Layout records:
++++++++

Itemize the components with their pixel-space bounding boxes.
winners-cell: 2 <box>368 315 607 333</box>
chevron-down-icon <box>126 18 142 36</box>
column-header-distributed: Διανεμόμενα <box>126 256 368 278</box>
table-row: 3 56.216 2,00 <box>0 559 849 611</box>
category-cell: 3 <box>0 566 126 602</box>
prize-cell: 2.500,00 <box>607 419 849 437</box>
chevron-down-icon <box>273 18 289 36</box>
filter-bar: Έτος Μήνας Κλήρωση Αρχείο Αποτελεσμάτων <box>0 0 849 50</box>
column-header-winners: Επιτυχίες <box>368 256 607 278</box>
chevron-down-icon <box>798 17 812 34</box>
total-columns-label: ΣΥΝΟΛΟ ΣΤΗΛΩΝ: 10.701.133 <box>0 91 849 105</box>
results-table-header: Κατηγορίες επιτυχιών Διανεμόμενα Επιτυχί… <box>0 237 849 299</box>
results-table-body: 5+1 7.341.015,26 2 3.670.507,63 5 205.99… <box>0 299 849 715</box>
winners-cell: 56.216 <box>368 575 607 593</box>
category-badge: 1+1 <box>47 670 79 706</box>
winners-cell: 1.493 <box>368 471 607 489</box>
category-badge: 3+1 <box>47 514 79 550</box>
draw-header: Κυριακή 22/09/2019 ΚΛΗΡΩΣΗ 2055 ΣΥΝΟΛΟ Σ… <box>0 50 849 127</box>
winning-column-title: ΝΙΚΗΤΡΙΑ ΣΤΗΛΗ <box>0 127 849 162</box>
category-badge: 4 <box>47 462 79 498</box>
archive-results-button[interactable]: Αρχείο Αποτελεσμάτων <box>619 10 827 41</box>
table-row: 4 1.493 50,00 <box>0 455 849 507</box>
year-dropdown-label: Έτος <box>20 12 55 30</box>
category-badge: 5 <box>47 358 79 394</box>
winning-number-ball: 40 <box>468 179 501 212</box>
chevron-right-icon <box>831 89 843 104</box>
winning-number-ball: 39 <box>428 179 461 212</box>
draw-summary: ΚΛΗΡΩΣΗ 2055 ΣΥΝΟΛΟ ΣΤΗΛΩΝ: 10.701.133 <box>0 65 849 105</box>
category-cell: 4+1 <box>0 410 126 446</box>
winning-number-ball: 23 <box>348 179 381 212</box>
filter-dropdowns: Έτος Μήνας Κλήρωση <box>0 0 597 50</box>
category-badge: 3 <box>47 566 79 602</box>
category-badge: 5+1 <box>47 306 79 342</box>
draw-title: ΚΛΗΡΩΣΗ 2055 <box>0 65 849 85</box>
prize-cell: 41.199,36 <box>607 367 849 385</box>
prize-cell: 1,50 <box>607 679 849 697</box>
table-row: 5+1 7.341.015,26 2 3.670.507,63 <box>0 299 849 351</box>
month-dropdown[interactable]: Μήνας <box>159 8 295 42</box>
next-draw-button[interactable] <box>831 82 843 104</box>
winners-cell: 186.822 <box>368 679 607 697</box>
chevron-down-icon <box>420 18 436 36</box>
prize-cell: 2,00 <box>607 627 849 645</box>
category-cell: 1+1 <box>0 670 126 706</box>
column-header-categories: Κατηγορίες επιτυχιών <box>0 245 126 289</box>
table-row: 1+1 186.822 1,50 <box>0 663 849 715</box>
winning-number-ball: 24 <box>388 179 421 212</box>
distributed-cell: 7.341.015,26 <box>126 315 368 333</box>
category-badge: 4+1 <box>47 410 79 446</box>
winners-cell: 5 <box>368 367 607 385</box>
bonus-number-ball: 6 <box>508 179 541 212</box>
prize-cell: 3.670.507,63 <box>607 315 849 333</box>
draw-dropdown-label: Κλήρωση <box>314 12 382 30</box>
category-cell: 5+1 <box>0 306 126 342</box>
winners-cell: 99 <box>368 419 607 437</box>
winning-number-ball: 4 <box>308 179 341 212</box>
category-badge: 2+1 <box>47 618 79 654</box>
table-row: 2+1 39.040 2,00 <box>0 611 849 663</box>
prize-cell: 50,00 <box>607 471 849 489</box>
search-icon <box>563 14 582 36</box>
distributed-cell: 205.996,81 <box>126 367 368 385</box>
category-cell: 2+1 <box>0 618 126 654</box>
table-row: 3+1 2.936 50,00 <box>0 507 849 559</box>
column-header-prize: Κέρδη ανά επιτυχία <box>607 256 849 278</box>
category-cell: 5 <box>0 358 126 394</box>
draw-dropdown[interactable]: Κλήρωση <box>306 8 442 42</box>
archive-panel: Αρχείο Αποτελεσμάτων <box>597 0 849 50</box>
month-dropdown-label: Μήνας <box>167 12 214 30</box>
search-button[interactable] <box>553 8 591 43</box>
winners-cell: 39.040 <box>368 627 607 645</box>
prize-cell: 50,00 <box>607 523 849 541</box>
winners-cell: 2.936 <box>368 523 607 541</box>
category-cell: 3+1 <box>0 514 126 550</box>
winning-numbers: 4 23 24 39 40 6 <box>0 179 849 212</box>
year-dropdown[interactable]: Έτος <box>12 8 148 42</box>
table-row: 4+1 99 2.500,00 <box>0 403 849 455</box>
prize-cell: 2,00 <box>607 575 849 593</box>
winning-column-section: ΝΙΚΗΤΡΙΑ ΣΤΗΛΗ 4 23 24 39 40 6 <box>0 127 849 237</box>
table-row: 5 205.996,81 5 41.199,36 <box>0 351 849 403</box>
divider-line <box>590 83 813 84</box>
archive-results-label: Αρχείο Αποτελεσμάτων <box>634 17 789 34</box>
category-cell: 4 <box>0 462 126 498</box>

++++++++

#### What the task asks:
Reproduce the entries word for word, starting at the first line and continuing through the line that contains "total-columns-label: ΣΥΝΟΛΟ ΣΤΗΛΩΝ: 10.701.133".

#### Answer to the task:
Itemize the components with their pixel-space bounding boxes.
winners-cell: 2 <box>368 315 607 333</box>
chevron-down-icon <box>126 18 142 36</box>
column-header-distributed: Διανεμόμενα <box>126 256 368 278</box>
table-row: 3 56.216 2,00 <box>0 559 849 611</box>
category-cell: 3 <box>0 566 126 602</box>
prize-cell: 2.500,00 <box>607 419 849 437</box>
chevron-down-icon <box>273 18 289 36</box>
filter-bar: Έτος Μήνας Κλήρωση Αρχείο Αποτελεσμάτων <box>0 0 849 50</box>
column-header-winners: Επιτυχίες <box>368 256 607 278</box>
chevron-down-icon <box>798 17 812 34</box>
total-columns-label: ΣΥΝΟΛΟ ΣΤΗΛΩΝ: 10.701.133 <box>0 91 849 105</box>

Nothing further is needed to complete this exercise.